Thawing to room temperature takes 30 minutes and once at room temperature, the vials only last another two hours. Once removed from a fridge, it must be gently inverted 10 times. It must then be diluted with 1.8ml of saline and then have 1.8ml of air removed from the vial before gently inverting the diluted vaccine 10 times again. You are not supposed to shake it.

After dilution, each vial contains up to seven doses of 0.3ml of the vaccine. The diluted vaccine can be stored at room temperature but must be used within six hours. They cannot be refrozen.

While being stored for those six hours, they should have minimal exposure to room light and no exposure to direct sunlight or ultraviolet light. The Pfizer vaccine gives people 95 per cent protection over two doses, 28 days apart.

How is the AstraZeneca vaccine easier to manage?

It can be injected by a GP or a pharmacist into a person’s arm straight out of a fridge. The first AstraZeneca vaccines, about 21,000 doses, are expected to arrive into the country this weekend, with hundreds of thousands more expected in the following weeks. The AstraZeneca vaccines, once they arrive, are expected to be used on remaining frontline healthcare workers, who are younger, so more Pfizer and Moderna vaccines would be available to the over-70s.

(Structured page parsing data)
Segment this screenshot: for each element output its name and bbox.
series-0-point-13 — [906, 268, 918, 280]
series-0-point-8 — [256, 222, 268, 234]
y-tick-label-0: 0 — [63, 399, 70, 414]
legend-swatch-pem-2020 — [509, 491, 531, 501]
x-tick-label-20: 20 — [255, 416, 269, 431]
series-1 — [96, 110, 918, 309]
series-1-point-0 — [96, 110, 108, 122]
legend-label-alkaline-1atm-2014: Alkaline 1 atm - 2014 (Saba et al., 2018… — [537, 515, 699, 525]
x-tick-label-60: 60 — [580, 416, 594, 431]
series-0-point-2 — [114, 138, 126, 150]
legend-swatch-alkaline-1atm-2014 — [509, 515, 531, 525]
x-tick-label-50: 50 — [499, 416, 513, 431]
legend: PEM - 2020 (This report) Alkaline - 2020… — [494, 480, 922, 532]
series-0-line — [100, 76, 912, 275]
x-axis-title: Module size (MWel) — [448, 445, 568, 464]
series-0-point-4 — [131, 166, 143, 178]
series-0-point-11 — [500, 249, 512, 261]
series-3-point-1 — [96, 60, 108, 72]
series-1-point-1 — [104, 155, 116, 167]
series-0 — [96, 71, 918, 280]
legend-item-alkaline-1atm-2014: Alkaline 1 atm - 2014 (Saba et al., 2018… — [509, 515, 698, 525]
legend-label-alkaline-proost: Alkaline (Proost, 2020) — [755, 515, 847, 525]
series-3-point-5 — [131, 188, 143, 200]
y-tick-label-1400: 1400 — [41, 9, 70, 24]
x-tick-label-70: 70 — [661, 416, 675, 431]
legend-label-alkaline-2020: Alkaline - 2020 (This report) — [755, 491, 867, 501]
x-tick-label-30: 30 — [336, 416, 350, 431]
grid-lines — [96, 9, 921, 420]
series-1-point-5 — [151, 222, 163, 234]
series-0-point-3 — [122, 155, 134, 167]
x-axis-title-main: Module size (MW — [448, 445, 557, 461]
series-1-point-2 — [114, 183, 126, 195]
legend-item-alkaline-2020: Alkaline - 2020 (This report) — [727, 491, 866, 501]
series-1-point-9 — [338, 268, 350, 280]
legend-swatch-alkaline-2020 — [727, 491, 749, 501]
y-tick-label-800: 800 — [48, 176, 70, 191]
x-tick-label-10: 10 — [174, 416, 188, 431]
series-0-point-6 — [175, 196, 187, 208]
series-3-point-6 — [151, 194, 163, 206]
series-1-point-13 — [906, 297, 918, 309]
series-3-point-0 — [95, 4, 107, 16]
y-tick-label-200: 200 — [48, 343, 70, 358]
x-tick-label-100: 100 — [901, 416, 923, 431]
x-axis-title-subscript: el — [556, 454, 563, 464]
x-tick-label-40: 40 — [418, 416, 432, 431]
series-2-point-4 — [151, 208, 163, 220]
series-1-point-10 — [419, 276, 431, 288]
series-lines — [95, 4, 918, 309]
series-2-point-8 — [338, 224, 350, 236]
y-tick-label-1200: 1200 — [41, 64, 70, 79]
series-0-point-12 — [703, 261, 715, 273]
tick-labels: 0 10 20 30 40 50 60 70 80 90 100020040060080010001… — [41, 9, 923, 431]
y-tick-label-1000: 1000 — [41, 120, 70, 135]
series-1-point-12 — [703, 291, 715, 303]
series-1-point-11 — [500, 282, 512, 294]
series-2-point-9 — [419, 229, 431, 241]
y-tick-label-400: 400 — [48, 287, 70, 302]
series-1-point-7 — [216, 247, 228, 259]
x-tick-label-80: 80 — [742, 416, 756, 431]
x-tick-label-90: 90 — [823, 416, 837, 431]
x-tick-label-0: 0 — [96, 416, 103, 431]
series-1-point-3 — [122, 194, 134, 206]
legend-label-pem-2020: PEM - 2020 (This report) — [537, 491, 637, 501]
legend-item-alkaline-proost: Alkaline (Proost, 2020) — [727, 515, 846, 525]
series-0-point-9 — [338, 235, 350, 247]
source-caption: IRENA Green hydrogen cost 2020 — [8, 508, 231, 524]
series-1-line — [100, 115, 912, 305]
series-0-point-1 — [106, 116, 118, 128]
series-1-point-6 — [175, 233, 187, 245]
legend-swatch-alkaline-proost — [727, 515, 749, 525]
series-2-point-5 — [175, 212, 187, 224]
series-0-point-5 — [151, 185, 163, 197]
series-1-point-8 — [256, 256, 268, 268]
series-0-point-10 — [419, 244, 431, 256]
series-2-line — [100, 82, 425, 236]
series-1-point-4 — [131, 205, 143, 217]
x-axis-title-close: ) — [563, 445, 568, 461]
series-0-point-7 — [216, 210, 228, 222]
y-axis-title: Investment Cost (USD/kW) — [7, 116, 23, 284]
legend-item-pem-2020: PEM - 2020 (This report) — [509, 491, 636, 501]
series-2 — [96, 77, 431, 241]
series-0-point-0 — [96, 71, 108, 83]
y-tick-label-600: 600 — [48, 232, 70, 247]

**Questions:**
A. According to the passage on vaccine handling, within what time must the diluted vaccine be used when stored at room temperature?
B. State whether each statement agrees with the passage on vaccine handling, answering yes or no and quoting the words that decide it: (i) The vaccine should be shaken after dilution. (ii) Each diluted vial holds up to seven doses. (iii) The first AstraZeneca delivery is expected to be about 21,000 doses.
C. Carry the passage on vaccine handling forward from its final sentence.

**Results:**
A. It must be used within six hours.

B.
(i) No: "You are not supposed to shake it."
(ii) Yes: "each vial contains up to seven doses of 0.3ml of the vaccine"
(iii) Yes: "The first AstraZeneca vaccines, about 21,000 doses, are expected to arrive into the country this weekend"

C.
Is the handling of the Moderna vaccine as complicated as the Pfizer vaccine?

No, but the State is getting fewer Moderna vaccines.

It can be stored frozen at temperatures of between -25 and -15 degrees until expiry and in a fridge for 30 days or at room temperature for 12 hours.

Once the vaccine vial has been punctured, it must be used within six hours. A single dose of the vaccine is 0.5ml. Any unused or partially unused vials must be discarded. Two doses of the vaccine, 28 days apart, gives a person 94 per cent protection from serious Covid-19 illness.

How are these technical requirements affecting the rollout?

The Government and State health officials decided this week that Pfizer and Moderna vaccines, rather than the more easily stored AstraZeneca jab, should be given to people aged over 70 where possible. As a result the rollout plan has had to be reworked because a large part of the Government’s original plan and timetable involved older people getting the AstraZeneca vaccine.

This now means GPs managing smaller numbers of people will have to go to larger practices because of the challenges of transporting the Pfizer and Moderna vaccines. People will also be vaccinated at primary care centres and dedicated centres from February 15th when the over-70s start getting their jabs.

The Government is considering ways of getting older people such as the over-85s to vaccination locations and whether transport needs to be provided.

Minister for Health Stephen Donnelly has said that he is confident that 70 per cent of GPs will be able to provide the Pfizer and Moderna vaccines to patients in their own surgeries.

What are the difficulties in vaccinating at smaller sites?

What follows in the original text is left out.